* [Questions d'étude]
1) Répondez aux questions suivantes à l'aide de l'extrait sur La Poste :
(a) Quel montant le changement de statut doit-il permettre d'injecter dans l'entreprise ?
(b) Quelles missions de service public l'extrait cite-t-il ?
(c) Comment, selon l'extrait, tout apport de capitaux supplémentaires devrait-il être vu ?
2) Reproduisez fidèlement le passage de l'extrait sur La Poste allant de « Concernant la justification » jusqu'à « courrier et colis. ».
3) Poursuivez l'extrait sur le changement de statut de La Poste à partir de sa dernière phrase.

Force est de constater que, pour le moment, rien n'est éclairci.
Concernant la justification de ce texte, vous maintenez que ce changement de statut est l'unique moyen d'injecter 2,7 milliards d'euros dans l'entreprise, car il permet d'écarter toute accusation de favoritisme par rapport aux autres entreprises de transport et de distribution de courrier et colis.
Cet argument demeure particulièrement discutable. Avec des missions de service public comme l'aménagement du territoire et le service universel, sans oublier un engagement sur l'acheminement de la presse – le tout étant extrêmement coûteux pour l'entreprise –, la situation de La Poste et de ses services est singulière. En cela, tout apport de capitaux supplémentaires ne saurait être vu comme du favoritisme, mais bel et bien comme une compensation pour des services qui deviennent sans cesse plus onéreux.

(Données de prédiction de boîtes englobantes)
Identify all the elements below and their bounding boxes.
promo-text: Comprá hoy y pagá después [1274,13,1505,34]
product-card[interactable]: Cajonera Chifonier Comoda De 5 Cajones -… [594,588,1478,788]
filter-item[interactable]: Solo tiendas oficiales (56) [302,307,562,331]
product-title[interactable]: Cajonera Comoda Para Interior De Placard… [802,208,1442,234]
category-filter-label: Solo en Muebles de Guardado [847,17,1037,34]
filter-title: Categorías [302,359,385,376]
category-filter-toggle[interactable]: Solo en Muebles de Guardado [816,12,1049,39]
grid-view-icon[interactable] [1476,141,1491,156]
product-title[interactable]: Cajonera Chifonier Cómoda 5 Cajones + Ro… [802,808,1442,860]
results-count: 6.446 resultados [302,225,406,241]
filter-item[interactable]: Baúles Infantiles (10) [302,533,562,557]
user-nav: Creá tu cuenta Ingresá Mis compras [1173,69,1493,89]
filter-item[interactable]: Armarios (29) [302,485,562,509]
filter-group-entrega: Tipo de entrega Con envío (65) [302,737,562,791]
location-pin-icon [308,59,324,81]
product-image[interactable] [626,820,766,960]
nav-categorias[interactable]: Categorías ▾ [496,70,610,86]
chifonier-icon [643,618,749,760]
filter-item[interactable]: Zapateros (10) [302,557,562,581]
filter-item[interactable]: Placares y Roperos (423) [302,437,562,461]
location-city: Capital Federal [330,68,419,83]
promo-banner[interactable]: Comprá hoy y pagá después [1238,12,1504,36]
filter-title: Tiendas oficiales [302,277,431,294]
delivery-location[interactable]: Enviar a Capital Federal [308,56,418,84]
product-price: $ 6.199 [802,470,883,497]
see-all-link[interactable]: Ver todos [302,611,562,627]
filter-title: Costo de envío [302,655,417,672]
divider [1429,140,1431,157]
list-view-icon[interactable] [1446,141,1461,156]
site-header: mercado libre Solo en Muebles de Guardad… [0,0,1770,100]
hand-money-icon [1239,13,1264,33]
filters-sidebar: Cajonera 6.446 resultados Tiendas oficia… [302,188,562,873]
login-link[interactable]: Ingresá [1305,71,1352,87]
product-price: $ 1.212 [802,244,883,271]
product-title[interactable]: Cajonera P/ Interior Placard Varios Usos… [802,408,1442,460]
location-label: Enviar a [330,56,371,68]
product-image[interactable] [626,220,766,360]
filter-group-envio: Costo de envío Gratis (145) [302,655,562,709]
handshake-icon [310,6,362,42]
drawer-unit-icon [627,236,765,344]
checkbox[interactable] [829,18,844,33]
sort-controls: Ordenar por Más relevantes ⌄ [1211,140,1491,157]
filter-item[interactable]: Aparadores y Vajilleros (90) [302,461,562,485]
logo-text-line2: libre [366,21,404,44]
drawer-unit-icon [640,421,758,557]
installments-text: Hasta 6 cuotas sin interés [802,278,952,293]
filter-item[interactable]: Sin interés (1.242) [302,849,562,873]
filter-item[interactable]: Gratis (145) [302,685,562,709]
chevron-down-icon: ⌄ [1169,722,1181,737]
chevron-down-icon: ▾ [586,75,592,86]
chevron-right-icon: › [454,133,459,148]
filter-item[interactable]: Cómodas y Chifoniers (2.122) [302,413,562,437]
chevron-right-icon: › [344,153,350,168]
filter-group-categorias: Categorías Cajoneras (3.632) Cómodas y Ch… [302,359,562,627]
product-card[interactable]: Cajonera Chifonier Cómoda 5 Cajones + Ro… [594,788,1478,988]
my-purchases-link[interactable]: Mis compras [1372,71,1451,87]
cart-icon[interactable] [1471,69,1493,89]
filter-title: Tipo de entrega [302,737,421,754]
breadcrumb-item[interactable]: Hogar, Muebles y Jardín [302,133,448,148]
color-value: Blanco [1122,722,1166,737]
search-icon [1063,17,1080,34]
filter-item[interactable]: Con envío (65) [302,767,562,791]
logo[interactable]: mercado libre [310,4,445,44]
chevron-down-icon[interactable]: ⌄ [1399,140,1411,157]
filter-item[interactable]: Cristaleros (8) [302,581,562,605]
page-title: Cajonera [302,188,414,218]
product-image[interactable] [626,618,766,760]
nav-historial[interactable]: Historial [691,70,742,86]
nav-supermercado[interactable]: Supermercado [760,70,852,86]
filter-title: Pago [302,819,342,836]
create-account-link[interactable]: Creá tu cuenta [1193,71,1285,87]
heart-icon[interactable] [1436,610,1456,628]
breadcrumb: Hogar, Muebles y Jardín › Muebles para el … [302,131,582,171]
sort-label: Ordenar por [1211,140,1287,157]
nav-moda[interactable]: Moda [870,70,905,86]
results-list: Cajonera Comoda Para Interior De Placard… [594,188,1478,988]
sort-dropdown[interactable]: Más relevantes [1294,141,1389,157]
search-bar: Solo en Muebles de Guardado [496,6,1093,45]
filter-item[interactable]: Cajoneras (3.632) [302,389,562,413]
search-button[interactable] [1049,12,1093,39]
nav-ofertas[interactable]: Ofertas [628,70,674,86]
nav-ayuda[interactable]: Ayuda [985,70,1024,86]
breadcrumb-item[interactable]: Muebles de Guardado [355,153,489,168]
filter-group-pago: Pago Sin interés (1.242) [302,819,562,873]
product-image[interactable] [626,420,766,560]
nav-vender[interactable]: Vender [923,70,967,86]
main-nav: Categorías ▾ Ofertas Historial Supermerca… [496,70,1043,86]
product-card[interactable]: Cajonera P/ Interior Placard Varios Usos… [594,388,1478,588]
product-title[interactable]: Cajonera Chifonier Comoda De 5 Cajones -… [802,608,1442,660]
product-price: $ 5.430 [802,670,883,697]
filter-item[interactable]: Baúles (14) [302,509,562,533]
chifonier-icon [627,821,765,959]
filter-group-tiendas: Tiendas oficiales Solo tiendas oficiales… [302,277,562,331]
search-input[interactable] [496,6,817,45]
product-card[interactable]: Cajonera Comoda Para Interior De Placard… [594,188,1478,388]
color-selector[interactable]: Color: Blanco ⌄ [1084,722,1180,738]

* [Réponses]
1)
(a) 2,7 milliards d'euros.
(b) L'aménagement du territoire et le service universel, ainsi qu'un engagement sur l'acheminement de la presse.
(c) Comme une compensation pour des services qui deviennent sans cesse plus onéreux.

2)
Concernant la justification de ce texte, vous maintenez que ce changement de statut est l'unique moyen d'injecter 2,7 milliards d'euros dans l'entreprise, car il permet d'écarter toute accusation de favoritisme par rapport aux autres entreprises de transport et de distribution de courrier et colis.

3)
Un autre point concerne l'argument, que vous ne cessez d'utiliser pour tenter de museler l'opposition – ce que vous n'arrivez pas à faire, fort heureusement ! –, des privatisations passées et en particulier de celle de France Télécom.
D'abord, il me semble bon de rappeler la parenté de destin entre les deux entreprises et les craintes légitimes que la situation actuelle de France Télécom peut faire naître pour l'avenir de La Poste et de ses salariés.
Ensuite, je souhaiterais revenir sur la privatisation de France Télécom et sur le rôle des uns et des autres. Comme le rappelait notre brillant collègue Jean Gaubert, nous ne sommes pas fiers du maintien de la procédure de changement de statut par le gouvernement Jospin en 1997. Néanmoins, il ne faut pas oublier qui avait eu cette volonté et qui avait ordonné sa mise en oeuvre. C'était bien Alain Juppé et son ministre des postes de l'époque, un certain François Fillon !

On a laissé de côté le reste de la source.